» Текст для чтения:
%%
Из Екатеринослава, где протекли первые годы самостоятельной жизни Курако, судьба забросила его в самый центр юга России. Открытые в Криворожье рудники и созданные вокруг них железоплавильные заводы совершенно преобразили не столь давно еще пустынный край.
«Мне случалось побывать, — говорится в одном из старых описаний Криворожья, — в здешней местности лет десять тому назад, когда от ближайшей железнодорожной станции приходилось верст пятьдесят плестись по степи на обывательских лошадях, почти без дороги, имея курганы вместо, путеводителей... Кривой Рог — глухое поселение, в котором каждый себя чувствовал... за тысячи верст удаленным от всей Европы».
За какое-нибудь десятилетие вся железорудная промышленность юга России сосредоточилась
Возле селения Кривой Рог в 1892 году вырос Гданцевский завод, где начался второй этап производственной жизни Курако.
На новый, недавно пущенный завод Курако пришел уже не робким новичком. Это был вполне подготовленный мастер, разбирающийся в тонкостях своей профессии.
Небольшого роста, стройный и необыкновенно подвижной, он был очень хорошо принят средою доменных рабочих. Им нравился общительный характер Курако, умение пошутить. Вместе с тем они чувствовали его внутреннюю собранность, огромную силу воли, творческое вдохновение, особенно в наиболее ответственные производственные моменты. Его волевое напряжение, производственный азарт заражали окружающих. Курако слушались, как хорошего командира.
Преданная ему «доменная армия» — это нижняя ступень заводской лестницы. Наверху — чуждый ему мир высокого начальства, сплошь поляков. Главный инженер — поляк Кольберг, его помощник — поляк Роговский, получивший образование в Льеже, начальник доменных печей, — тоже поляк, Якобсон. И лишь сменный доменный мастер — русский, человек в летах, по фамилии Машуков. Обязанности второго сменного мастера на печах, выполнял Курако.
%%
» Исходные данные:
%%
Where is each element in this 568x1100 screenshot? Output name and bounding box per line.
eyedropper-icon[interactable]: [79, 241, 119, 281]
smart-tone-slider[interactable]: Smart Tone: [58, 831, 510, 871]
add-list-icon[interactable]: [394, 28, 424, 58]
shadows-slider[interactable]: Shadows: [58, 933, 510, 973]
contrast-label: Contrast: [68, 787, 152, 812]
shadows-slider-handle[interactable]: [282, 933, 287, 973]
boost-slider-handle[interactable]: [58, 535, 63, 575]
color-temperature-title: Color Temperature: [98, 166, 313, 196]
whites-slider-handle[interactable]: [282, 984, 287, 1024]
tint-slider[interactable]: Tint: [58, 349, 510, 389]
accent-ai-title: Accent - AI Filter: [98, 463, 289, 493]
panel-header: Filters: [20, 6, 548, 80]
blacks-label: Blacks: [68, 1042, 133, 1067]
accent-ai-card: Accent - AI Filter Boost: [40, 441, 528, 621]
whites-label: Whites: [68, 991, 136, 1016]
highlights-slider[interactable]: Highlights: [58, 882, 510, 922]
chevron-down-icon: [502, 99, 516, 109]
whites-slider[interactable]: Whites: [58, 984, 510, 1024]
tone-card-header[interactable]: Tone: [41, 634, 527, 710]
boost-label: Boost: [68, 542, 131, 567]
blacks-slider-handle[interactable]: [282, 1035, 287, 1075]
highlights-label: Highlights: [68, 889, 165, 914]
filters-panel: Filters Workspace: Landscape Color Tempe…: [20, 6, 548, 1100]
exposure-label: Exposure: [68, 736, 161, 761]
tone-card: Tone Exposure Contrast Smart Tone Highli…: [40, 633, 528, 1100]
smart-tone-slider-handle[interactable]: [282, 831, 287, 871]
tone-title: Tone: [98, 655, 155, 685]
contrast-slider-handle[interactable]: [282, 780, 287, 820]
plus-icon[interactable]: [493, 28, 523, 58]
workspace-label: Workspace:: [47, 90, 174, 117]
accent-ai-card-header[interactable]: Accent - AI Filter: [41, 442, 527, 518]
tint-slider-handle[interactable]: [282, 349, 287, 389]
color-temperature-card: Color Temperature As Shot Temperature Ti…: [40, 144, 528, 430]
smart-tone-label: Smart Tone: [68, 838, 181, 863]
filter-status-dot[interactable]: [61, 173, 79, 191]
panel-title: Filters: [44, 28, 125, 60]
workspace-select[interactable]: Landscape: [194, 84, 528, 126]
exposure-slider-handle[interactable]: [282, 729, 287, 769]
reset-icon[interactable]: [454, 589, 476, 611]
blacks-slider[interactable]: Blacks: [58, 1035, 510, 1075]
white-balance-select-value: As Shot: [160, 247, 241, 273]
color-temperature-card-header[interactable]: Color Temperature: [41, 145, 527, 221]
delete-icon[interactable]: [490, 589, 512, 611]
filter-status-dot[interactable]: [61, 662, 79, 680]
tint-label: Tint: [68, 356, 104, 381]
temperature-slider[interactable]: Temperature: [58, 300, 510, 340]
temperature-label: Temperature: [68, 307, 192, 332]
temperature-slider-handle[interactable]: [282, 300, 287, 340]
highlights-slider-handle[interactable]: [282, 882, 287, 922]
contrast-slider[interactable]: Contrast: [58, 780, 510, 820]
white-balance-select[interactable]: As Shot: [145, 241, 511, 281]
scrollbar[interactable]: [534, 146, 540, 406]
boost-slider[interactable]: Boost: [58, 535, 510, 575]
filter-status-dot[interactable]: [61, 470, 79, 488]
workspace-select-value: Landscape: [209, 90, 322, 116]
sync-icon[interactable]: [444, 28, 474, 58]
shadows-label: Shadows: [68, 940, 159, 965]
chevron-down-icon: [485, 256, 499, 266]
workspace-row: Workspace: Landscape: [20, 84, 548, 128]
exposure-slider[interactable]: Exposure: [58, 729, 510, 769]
%%
» Ваши задания:
(a) Укажите, в каком году возле селения Кривой Рог вырос Гданцевский завод, согласно тексту о Курако.
(b) Перепишите дословно из текста о Курако всё от слов «Небольшого роста, стройный» и вплоть до слов «печах, выполнял Курако.».

» Ответы к заданиям:
(a) В 1892 году.

(b)
Небольшого роста, стройный и необыкновенно подвижной, он был очень хорошо принят средою доменных рабочих. Им нравился общительный характер Курако, умение пошутить. Вместе с тем они чувствовали его внутреннюю собранность, огромную силу воли, творческое вдохновение, особенно в наиболее ответственные производственные моменты. Его волевое напряжение, производственный азарт заражали окружающих. Курако слушались, как хорошего командира.
Преданная ему «доменная армия» — это нижняя ступень заводской лестницы. Наверху — чуждый ему мир высокого начальства, сплошь поляков. Главный инженер — поляк Кольберг, его помощник — поляк Роговский, получивший образование в Льеже, начальник доменных печей, — тоже поляк, Якобсон. И лишь сменный доменный мастер — русский, человек в летах, по фамилии Машуков. Обязанности второго сменного мастера на печах, выполнял Курако.